WORK TO DO
Reproduce the following records exactly as they appear.

DATA PROVIDED
* Begin *
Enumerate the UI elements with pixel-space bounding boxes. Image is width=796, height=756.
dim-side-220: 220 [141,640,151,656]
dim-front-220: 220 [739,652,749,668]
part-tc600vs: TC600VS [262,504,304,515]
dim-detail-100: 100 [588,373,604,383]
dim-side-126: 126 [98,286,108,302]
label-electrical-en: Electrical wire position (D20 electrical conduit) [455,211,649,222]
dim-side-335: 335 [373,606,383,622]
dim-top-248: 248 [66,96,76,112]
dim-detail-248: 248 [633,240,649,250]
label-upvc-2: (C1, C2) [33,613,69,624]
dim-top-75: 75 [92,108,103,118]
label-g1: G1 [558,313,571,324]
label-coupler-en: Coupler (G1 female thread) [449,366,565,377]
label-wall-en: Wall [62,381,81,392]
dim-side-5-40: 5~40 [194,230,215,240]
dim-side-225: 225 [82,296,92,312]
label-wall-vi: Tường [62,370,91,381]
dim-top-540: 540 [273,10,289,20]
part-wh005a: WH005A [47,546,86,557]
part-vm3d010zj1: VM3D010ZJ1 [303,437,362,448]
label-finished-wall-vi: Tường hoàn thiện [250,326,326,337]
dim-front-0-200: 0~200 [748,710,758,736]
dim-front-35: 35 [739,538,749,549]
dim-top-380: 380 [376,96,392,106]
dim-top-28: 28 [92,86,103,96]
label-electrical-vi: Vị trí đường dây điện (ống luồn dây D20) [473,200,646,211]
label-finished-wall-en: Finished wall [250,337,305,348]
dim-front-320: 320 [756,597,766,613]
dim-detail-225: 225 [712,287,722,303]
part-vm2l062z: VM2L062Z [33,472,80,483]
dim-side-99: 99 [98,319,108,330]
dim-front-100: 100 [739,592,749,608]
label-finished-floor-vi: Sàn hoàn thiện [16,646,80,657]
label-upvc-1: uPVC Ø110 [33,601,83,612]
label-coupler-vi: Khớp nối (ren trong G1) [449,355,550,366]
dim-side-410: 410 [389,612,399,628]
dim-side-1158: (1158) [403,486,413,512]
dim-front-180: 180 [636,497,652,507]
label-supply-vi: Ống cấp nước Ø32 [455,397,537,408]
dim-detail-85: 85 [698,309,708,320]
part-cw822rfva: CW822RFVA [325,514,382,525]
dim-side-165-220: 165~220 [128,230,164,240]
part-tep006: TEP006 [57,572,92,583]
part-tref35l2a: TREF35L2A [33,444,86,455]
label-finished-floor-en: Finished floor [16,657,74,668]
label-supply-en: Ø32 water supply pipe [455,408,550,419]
* End *
OUTPUT OF THE TASK
Enumerate the UI elements with pixel-space bounding boxes. Image is width=796, height=756.
dim-side-220: 220 [141,640,151,656]
dim-front-220: 220 [739,652,749,668]
part-tc600vs: TC600VS [262,504,304,515]
dim-detail-100: 100 [588,373,604,383]
dim-side-126: 126 [98,286,108,302]
label-electrical-en: Electrical wire position (D20 electrical conduit) [455,211,649,222]
dim-side-335: 335 [373,606,383,622]
dim-top-248: 248 [66,96,76,112]
dim-detail-248: 248 [633,240,649,250]
label-upvc-2: (C1, C2) [33,613,69,624]
dim-top-75: 75 [92,108,103,118]
label-g1: G1 [558,313,571,324]
label-coupler-en: Coupler (G1 female thread) [449,366,565,377]
label-wall-en: Wall [62,381,81,392]
dim-side-5-40: 5~40 [194,230,215,240]
dim-side-225: 225 [82,296,92,312]
label-wall-vi: Tường [62,370,91,381]
dim-top-540: 540 [273,10,289,20]
part-wh005a: WH005A [47,546,86,557]
part-vm3d010zj1: VM3D010ZJ1 [303,437,362,448]
label-finished-wall-vi: Tường hoàn thiện [250,326,326,337]
dim-front-0-200: 0~200 [748,710,758,736]
dim-front-35: 35 [739,538,749,549]
dim-top-380: 380 [376,96,392,106]
dim-top-28: 28 [92,86,103,96]
label-electrical-vi: Vị trí đường dây điện (ống luồn dây D20) [473,200,646,211]
label-finished-wall-en: Finished wall [250,337,305,348]
dim-front-320: 320 [756,597,766,613]
dim-detail-225: 225 [712,287,722,303]
part-vm2l062z: VM2L062Z [33,472,80,483]
dim-side-99: 99 [98,319,108,330]
dim-front-100: 100 [739,592,749,608]
label-finished-floor-vi: Sàn hoàn thiện [16,646,80,657]
label-upvc-1: uPVC Ø110 [33,601,83,612]
label-coupler-vi: Khớp nối (ren trong G1) [449,355,550,366]
dim-side-410: 410 [389,612,399,628]
dim-side-1158: (1158) [403,486,413,512]
dim-front-180: 180 [636,497,652,507]
label-supply-vi: Ống cấp nước Ø32 [455,397,537,408]
dim-detail-85: 85 [698,309,708,320]
part-cw822rfva: CW822RFVA [325,514,382,525]
dim-side-165-220: 165~220 [128,230,164,240]
part-tep006: TEP006 [57,572,92,583]
part-tref35l2a: TREF35L2A [33,444,86,455]
label-finished-floor-en: Finished floor [16,657,74,668]
label-supply-en: Ø32 water supply pipe [455,408,550,419]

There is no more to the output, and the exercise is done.